>> BEGIN

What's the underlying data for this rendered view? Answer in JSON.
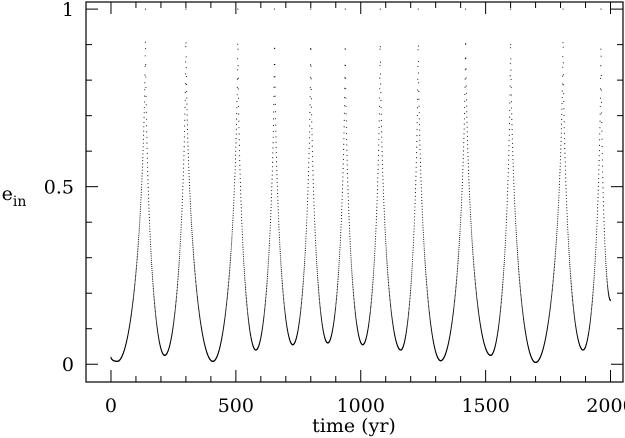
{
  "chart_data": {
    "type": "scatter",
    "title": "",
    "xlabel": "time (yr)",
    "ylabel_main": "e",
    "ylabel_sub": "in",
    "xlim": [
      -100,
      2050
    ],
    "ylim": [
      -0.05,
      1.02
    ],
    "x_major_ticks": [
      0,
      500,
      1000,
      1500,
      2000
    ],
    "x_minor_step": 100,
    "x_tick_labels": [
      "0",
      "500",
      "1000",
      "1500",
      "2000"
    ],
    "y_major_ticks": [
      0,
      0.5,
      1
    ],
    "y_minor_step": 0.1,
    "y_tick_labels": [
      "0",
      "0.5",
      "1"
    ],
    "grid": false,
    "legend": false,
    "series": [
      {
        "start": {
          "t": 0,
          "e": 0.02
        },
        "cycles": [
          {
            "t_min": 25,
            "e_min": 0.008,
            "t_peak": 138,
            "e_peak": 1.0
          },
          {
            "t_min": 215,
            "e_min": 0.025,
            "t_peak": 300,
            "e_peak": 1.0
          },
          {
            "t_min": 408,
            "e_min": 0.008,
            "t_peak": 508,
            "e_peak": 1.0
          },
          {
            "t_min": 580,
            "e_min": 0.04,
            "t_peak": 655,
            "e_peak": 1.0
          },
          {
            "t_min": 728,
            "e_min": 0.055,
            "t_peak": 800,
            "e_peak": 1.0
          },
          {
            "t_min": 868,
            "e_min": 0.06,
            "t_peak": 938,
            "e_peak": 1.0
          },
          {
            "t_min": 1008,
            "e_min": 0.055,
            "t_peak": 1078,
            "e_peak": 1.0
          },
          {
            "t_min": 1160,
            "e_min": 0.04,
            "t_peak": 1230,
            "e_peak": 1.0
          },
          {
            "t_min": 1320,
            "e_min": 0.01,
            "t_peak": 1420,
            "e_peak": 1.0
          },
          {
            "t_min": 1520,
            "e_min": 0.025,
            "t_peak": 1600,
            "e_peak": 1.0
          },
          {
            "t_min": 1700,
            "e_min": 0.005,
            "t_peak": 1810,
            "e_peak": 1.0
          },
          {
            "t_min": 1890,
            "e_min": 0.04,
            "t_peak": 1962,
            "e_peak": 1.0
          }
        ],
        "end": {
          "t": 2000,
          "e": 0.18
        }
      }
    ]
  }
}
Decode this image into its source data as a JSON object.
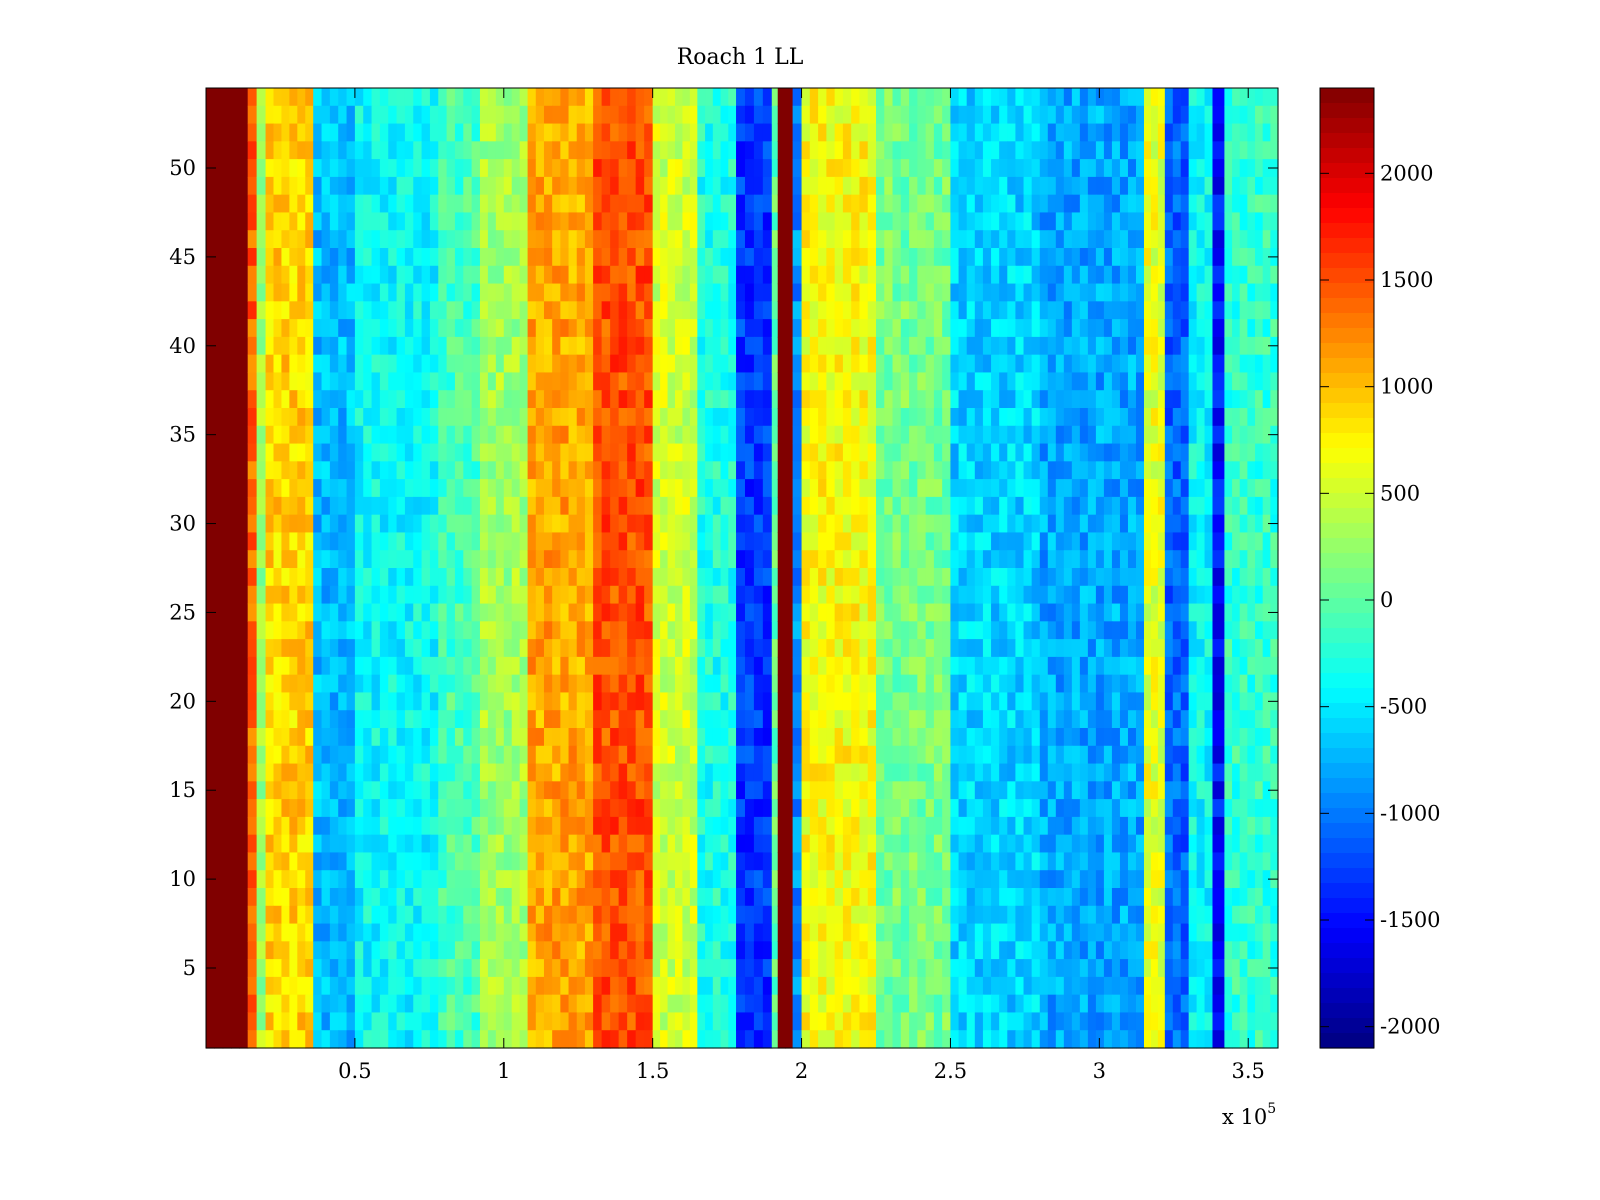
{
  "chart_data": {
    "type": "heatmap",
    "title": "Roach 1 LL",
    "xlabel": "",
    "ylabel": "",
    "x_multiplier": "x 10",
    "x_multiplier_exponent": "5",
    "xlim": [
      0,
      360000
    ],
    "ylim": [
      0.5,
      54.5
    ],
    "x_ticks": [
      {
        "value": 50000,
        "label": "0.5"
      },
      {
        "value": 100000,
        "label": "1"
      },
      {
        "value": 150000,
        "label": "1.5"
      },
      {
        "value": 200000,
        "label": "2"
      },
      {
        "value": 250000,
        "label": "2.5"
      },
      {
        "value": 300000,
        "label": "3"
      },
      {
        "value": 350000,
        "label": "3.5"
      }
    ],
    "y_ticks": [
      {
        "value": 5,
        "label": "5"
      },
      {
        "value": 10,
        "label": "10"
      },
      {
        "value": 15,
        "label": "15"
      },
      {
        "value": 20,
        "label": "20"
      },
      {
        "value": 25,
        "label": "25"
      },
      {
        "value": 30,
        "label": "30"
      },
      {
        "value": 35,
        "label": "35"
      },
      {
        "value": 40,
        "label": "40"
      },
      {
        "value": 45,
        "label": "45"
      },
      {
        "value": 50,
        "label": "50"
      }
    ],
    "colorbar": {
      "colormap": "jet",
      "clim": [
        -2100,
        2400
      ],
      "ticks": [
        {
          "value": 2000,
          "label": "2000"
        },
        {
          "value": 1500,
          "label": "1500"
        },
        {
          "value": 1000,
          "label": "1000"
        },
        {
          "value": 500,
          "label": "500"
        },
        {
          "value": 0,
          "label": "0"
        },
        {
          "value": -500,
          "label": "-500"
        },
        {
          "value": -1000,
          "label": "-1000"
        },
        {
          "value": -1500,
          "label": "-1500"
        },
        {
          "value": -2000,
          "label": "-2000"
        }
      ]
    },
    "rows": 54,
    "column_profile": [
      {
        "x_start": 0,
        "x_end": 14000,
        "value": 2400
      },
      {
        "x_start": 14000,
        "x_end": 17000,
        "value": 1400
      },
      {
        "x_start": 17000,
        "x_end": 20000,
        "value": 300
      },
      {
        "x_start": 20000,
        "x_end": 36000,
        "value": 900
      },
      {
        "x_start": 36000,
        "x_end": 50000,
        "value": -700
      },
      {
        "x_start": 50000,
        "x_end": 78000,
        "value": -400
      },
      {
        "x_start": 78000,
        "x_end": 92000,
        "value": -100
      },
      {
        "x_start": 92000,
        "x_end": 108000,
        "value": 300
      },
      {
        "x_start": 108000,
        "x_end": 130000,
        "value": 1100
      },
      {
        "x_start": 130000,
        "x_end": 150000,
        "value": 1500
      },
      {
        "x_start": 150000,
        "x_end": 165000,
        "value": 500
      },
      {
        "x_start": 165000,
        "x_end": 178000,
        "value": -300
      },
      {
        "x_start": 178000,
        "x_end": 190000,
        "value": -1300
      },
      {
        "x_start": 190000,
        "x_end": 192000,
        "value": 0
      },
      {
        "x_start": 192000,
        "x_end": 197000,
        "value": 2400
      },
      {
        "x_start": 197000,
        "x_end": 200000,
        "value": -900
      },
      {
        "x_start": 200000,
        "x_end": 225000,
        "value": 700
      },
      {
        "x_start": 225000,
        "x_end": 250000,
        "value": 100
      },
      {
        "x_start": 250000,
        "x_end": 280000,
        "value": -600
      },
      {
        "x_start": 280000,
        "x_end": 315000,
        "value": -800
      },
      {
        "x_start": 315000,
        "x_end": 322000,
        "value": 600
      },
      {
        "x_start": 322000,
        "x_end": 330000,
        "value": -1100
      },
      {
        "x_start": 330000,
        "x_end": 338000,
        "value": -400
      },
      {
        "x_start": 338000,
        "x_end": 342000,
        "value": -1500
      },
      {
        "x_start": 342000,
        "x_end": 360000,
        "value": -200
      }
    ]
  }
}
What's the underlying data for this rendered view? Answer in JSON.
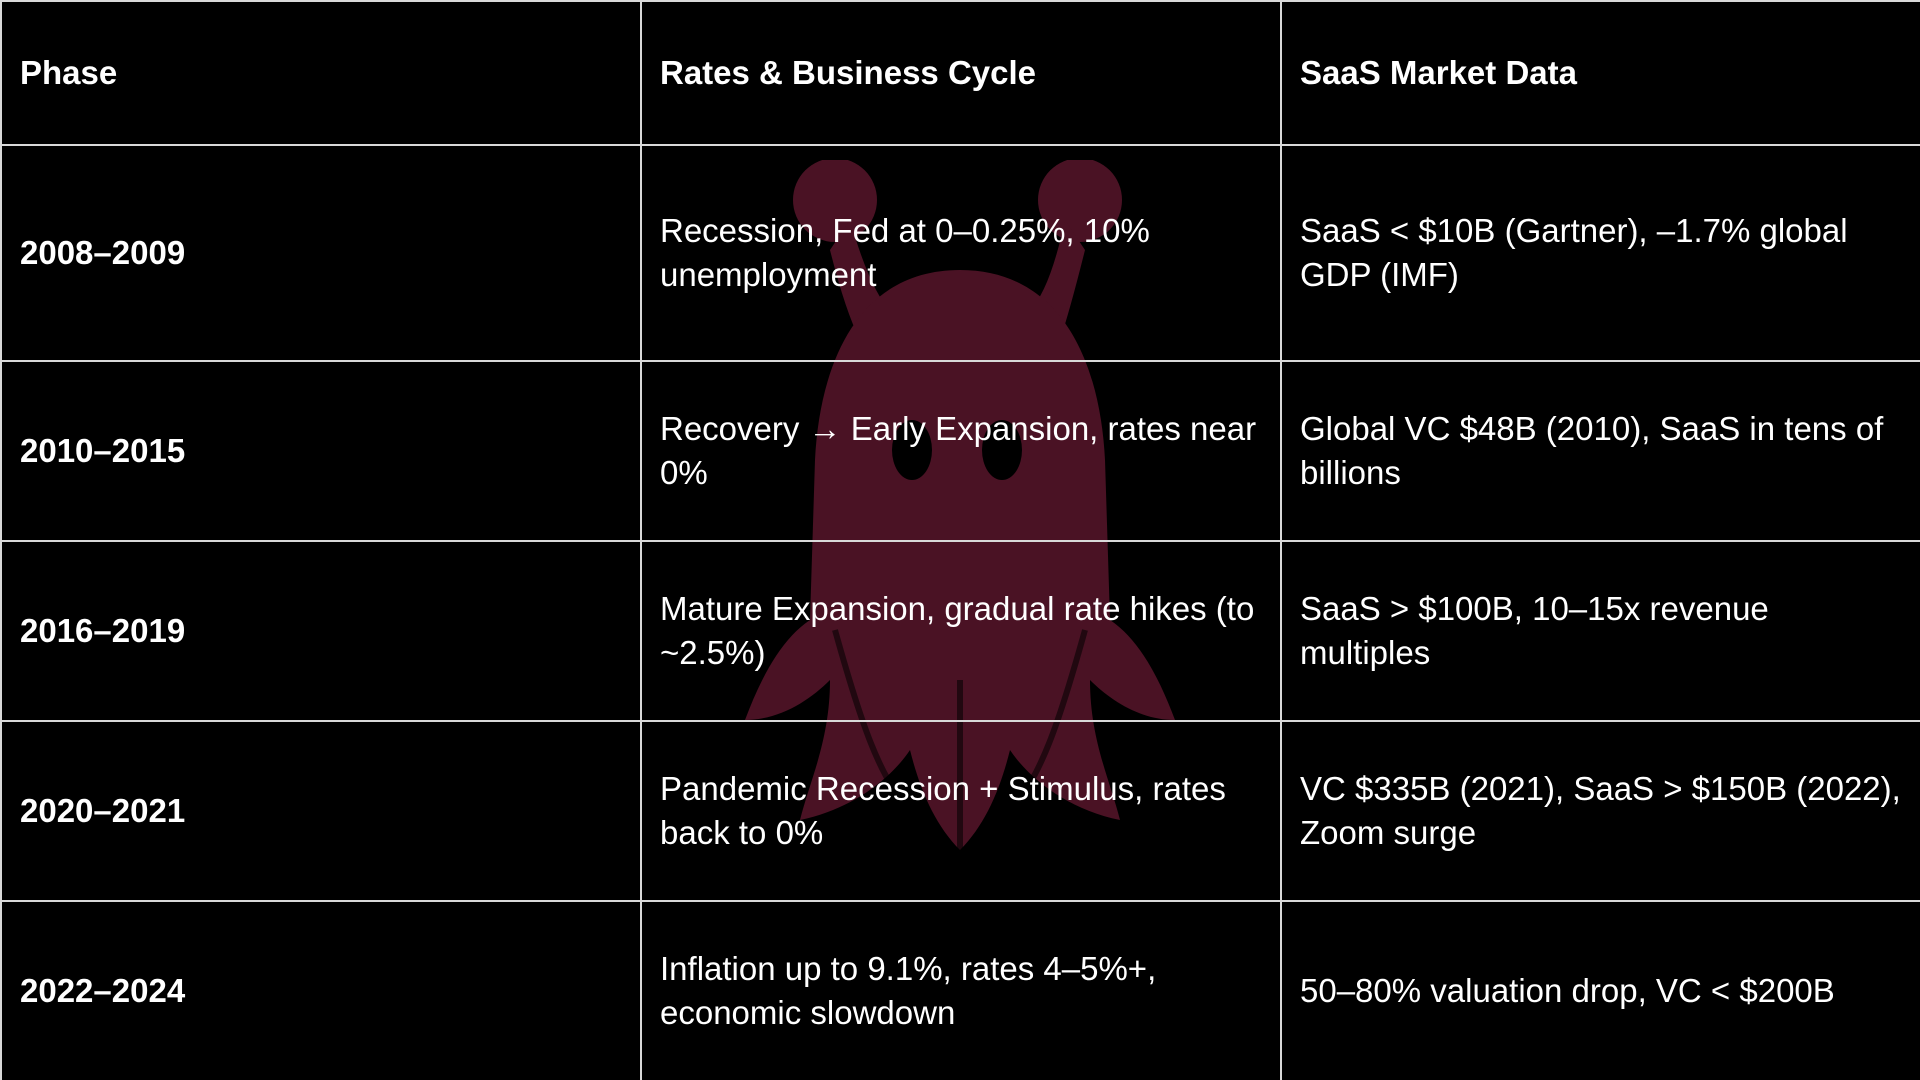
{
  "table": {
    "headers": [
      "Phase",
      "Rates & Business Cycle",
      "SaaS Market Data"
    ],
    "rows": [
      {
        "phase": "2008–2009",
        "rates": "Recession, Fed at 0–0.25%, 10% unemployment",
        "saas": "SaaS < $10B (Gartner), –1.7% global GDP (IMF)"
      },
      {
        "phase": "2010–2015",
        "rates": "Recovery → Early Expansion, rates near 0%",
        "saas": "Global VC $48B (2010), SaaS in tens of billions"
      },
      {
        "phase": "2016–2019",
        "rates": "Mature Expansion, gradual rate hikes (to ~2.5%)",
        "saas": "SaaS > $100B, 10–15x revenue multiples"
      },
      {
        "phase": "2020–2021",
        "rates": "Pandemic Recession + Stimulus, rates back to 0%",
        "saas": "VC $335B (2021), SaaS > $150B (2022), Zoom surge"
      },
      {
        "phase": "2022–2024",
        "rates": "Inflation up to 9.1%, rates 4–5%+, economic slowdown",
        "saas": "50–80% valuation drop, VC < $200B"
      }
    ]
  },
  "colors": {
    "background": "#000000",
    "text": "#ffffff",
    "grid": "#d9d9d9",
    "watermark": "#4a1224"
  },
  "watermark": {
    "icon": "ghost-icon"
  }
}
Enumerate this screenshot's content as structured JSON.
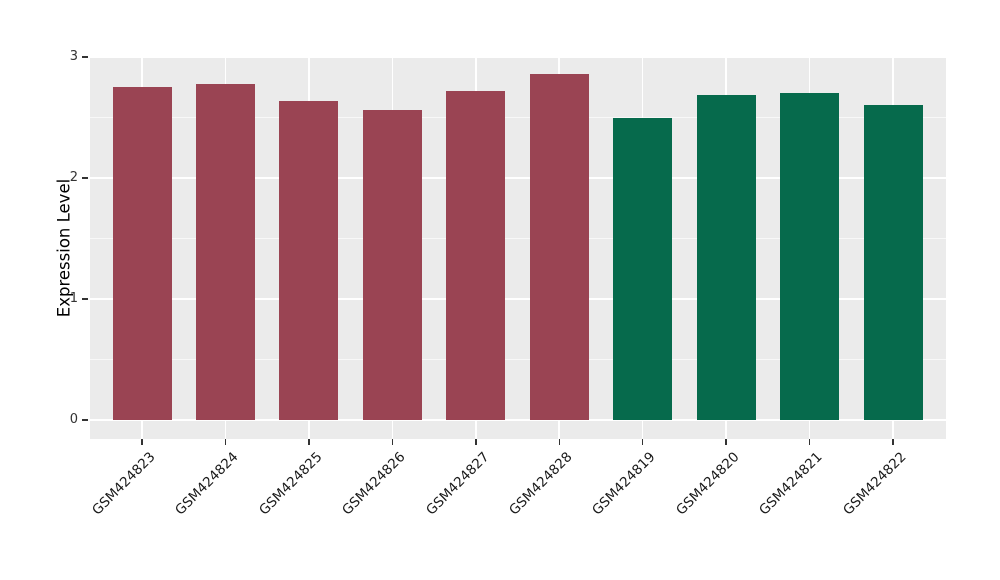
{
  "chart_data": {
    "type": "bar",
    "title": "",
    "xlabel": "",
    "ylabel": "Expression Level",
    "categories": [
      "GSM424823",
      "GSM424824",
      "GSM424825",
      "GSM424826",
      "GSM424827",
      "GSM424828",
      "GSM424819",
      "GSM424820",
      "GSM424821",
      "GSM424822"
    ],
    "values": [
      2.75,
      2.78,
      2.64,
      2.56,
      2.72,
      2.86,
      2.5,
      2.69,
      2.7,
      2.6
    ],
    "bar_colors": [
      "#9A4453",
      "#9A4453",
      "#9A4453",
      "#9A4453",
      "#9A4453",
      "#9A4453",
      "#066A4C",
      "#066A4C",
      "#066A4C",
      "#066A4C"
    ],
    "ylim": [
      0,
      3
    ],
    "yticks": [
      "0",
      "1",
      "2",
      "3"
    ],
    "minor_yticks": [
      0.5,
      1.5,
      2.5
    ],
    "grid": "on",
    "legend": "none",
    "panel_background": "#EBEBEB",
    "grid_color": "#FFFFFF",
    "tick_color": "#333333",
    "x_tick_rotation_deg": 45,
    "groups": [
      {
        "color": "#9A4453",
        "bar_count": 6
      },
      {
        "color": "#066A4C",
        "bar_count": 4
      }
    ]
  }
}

>> END

▶ [Stated task]
From the listing above, copy every line that holds the string "this".

▶ [Result of the exercise]
What's the underlying data for this rendered view? Answer in JSON.
Decode this image into its source data as a JSON object.
What's the underlying data for this rendered view? Answer in JSON.
Enumerate this screenshot's content as structured JSON.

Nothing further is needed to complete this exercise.